_Work instructions_. Render the material again word for word, skipping the pictures in it.

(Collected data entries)
====
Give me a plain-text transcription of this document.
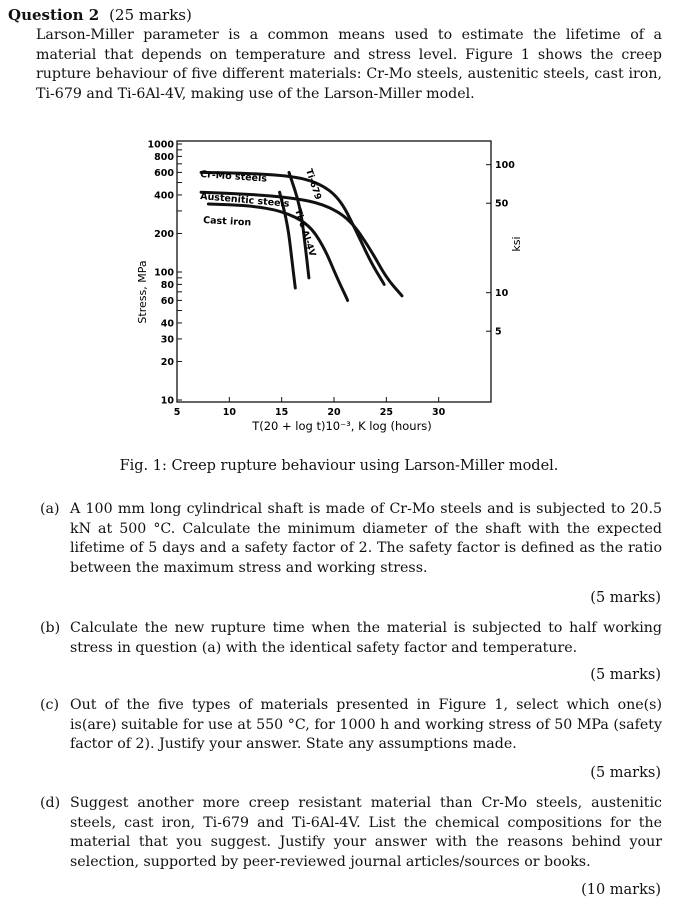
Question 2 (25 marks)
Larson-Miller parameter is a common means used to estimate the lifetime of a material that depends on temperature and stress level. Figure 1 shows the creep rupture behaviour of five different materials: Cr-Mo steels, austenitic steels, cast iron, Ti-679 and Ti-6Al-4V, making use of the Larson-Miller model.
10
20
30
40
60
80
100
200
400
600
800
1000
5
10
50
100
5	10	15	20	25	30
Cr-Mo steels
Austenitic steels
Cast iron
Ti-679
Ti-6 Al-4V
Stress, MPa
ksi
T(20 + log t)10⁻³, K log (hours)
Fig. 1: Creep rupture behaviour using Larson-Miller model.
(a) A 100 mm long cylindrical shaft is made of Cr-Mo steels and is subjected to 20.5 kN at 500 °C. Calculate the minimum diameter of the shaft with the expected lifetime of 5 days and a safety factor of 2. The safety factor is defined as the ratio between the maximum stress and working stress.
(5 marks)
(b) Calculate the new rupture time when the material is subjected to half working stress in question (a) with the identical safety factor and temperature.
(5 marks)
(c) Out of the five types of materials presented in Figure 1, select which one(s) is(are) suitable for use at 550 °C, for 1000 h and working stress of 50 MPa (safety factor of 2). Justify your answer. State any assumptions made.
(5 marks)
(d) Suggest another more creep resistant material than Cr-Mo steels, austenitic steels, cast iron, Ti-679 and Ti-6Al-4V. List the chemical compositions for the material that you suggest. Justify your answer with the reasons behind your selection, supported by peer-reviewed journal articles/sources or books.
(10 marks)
====
_Result for this exercise_.
Give me a plain-text transcription of this document.
Question 2 (25 marks)
Larson-Miller parameter is a common means used to estimate the lifetime of a material that depends on temperature and stress level. Figure 1 shows the creep rupture behaviour of five different materials: Cr-Mo steels, austenitic steels, cast iron, Ti-679 and Ti-6Al-4V, making use of the Larson-Miller model.
10
20
30
40
60
80
100
200
400
600
800
1000
5
10
50
100
5	10	15	20	25	30
Cr-Mo steels
Austenitic steels
Cast iron
Ti-679
Ti-6 Al-4V
Stress, MPa
ksi
T(20 + log t)10⁻³, K log (hours)
Fig. 1: Creep rupture behaviour using Larson-Miller model.
(a) A 100 mm long cylindrical shaft is made of Cr-Mo steels and is subjected to 20.5 kN at 500 °C. Calculate the minimum diameter of the shaft with the expected lifetime of 5 days and a safety factor of 2. The safety factor is defined as the ratio between the maximum stress and working stress.
(5 marks)
(b) Calculate the new rupture time when the material is subjected to half working stress in question (a) with the identical safety factor and temperature.
(5 marks)
(c) Out of the five types of materials presented in Figure 1, select which one(s) is(are) suitable for use at 550 °C, for 1000 h and working stress of 50 MPa (safety factor of 2). Justify your answer. State any assumptions made.
(5 marks)
(d) Suggest another more creep resistant material than Cr-Mo steels, austenitic steels, cast iron, Ti-679 and Ti-6Al-4V. List the chemical compositions for the material that you suggest. Justify your answer with the reasons behind your selection, supported by peer-reviewed journal articles/sources or books.
(10 marks)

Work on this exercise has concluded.